**DATA SUPPLIED**.
╭──

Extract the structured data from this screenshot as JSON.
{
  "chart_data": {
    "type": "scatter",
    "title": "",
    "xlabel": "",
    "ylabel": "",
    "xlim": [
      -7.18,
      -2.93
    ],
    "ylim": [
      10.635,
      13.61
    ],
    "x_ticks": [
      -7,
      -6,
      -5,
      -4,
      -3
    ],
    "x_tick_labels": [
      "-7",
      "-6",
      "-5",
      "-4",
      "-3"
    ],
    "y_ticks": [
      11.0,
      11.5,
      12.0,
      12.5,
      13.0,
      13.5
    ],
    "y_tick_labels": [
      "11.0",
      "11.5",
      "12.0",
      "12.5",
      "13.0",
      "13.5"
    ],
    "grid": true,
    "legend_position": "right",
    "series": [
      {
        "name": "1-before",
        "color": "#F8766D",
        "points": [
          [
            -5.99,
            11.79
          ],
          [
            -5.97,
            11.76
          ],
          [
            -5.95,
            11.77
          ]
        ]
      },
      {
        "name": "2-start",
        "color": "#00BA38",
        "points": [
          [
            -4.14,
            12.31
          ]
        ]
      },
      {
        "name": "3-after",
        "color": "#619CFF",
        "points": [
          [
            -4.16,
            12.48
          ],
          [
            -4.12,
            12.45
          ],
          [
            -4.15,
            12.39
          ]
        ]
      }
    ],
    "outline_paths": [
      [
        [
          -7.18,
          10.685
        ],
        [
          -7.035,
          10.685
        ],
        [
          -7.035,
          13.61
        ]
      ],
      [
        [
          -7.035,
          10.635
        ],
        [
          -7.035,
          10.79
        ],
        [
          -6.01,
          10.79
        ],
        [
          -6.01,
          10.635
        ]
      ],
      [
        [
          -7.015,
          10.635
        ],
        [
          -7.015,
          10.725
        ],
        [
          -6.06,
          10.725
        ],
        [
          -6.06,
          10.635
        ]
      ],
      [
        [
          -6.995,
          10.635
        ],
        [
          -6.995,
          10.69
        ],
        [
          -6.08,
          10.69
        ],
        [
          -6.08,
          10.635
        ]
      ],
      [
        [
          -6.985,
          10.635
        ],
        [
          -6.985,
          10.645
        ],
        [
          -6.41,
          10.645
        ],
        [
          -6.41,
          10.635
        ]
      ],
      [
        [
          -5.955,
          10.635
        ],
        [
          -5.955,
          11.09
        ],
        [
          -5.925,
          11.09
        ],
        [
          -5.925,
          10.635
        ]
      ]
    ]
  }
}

╰──

**TASK GOAL**. Take the lines above and print them exactly.

**RESPONSE TO THIS EXERCISE**.
Extract the structured data from this screenshot as JSON.
{
  "chart_data": {
    "type": "scatter",
    "title": "",
    "xlabel": "",
    "ylabel": "",
    "xlim": [
      -7.18,
      -2.93
    ],
    "ylim": [
      10.635,
      13.61
    ],
    "x_ticks": [
      -7,
      -6,
      -5,
      -4,
      -3
    ],
    "x_tick_labels": [
      "-7",
      "-6",
      "-5",
      "-4",
      "-3"
    ],
    "y_ticks": [
      11.0,
      11.5,
      12.0,
      12.5,
      13.0,
      13.5
    ],
    "y_tick_labels": [
      "11.0",
      "11.5",
      "12.0",
      "12.5",
      "13.0",
      "13.5"
    ],
    "grid": true,
    "legend_position": "right",
    "series": [
      {
        "name": "1-before",
        "color": "#F8766D",
        "points": [
          [
            -5.99,
            11.79
          ],
          [
            -5.97,
            11.76
          ],
          [
            -5.95,
            11.77
          ]
        ]
      },
      {
        "name": "2-start",
        "color": "#00BA38",
        "points": [
          [
            -4.14,
            12.31
          ]
        ]
      },
      {
        "name": "3-after",
        "color": "#619CFF",
        "points": [
          [
            -4.16,
            12.48
          ],
          [
            -4.12,
            12.45
          ],
          [
            -4.15,
            12.39
          ]
        ]
      }
    ],
    "outline_paths": [
      [
        [
          -7.18,
          10.685
        ],
        [
          -7.035,
          10.685
        ],
        [
          -7.035,
          13.61
        ]
      ],
      [
        [
          -7.035,
          10.635
        ],
        [
          -7.035,
          10.79
        ],
        [
          -6.01,
          10.79
        ],
        [
          -6.01,
          10.635
        ]
      ],
      [
        [
          -7.015,
          10.635
        ],
        [
          -7.015,
          10.725
        ],
        [
          -6.06,
          10.725
        ],
        [
          -6.06,
          10.635
        ]
      ],
      [
        [
          -6.995,
          10.635
        ],
        [
          -6.995,
          10.69
        ],
        [
          -6.08,
          10.69
        ],
        [
          -6.08,
          10.635
        ]
      ],
      [
        [
          -6.985,
          10.635
        ],
        [
          -6.985,
          10.645
        ],
        [
          -6.41,
          10.645
        ],
        [
          -6.41,
          10.635
        ]
      ],
      [
        [
          -5.955,
          10.635
        ],
        [
          -5.955,
          11.09
        ],
        [
          -5.925,
          11.09
        ],
        [
          -5.925,
          10.635
        ]
      ]
    ]
  }
}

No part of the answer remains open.